Start of LISTED RECORDS
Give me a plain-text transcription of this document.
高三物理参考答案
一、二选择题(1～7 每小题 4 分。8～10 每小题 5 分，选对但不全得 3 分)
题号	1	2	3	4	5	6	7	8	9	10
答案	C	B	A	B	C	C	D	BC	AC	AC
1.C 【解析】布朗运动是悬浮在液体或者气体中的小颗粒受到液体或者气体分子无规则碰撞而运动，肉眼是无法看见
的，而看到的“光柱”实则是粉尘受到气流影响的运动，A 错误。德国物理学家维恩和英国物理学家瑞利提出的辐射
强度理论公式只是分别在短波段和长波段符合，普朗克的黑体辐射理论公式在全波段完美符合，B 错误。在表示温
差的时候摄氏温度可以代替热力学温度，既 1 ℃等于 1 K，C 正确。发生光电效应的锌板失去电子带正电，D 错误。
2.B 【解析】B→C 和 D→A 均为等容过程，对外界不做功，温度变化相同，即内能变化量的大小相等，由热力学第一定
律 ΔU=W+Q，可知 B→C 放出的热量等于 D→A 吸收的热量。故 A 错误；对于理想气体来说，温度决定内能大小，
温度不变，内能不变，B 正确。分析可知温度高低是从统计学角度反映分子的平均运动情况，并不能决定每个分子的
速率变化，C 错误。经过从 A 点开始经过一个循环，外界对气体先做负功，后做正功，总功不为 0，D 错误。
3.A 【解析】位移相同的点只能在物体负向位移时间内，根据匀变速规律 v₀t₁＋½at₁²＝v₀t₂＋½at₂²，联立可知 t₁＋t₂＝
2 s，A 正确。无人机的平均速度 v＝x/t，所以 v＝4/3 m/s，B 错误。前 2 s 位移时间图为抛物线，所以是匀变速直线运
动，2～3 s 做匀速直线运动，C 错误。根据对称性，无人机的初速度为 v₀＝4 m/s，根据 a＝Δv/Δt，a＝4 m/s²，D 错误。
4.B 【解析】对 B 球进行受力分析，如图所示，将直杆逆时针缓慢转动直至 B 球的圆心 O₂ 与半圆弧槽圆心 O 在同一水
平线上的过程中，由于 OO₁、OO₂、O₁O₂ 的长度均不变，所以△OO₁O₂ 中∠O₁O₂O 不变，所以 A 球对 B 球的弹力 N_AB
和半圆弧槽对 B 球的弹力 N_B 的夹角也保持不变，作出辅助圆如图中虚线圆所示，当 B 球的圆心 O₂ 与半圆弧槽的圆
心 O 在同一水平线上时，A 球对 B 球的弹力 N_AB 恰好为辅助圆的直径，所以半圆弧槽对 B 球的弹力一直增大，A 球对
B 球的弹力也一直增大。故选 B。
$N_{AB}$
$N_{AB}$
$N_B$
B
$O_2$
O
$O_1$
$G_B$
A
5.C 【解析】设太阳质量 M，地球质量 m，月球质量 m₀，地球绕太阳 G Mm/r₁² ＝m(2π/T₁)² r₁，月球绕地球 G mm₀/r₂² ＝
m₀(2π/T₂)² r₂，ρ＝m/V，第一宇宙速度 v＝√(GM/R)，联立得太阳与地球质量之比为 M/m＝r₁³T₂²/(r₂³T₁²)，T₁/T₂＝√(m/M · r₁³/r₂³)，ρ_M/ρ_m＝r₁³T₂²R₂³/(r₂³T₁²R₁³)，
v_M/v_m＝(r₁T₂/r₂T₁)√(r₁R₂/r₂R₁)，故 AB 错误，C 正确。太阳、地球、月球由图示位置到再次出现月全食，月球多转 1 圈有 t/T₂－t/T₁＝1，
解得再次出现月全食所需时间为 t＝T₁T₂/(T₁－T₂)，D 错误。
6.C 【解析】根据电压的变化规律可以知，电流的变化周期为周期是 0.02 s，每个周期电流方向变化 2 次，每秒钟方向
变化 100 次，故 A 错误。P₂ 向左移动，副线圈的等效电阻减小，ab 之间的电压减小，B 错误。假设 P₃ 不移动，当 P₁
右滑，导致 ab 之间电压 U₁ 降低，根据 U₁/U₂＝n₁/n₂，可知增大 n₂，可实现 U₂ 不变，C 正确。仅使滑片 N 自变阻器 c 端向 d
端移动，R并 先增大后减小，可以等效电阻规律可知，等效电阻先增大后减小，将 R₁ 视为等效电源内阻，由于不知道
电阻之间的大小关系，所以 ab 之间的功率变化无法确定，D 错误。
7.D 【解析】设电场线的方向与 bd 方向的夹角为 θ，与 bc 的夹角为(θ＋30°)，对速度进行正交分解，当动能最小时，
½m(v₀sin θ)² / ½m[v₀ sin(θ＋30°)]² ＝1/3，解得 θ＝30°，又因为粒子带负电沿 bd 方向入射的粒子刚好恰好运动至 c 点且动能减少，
End of LISTED RECORDS
> [WRITTEN PROBLEM]
Show each line of the data that contains the string "球的圆心".

> [RESPONSE]
4.B 【解析】对 B 球进行受力分析，如图所示，将直杆逆时针缓慢转动直至 B 球的圆心 O₂ 与半圆弧槽圆心 O 在同一水
和半圆弧槽对 B 球的弹力 N_B 的夹角也保持不变，作出辅助圆如图中虚线圆所示，当 B 球的圆心 O₂ 与半圆弧槽的圆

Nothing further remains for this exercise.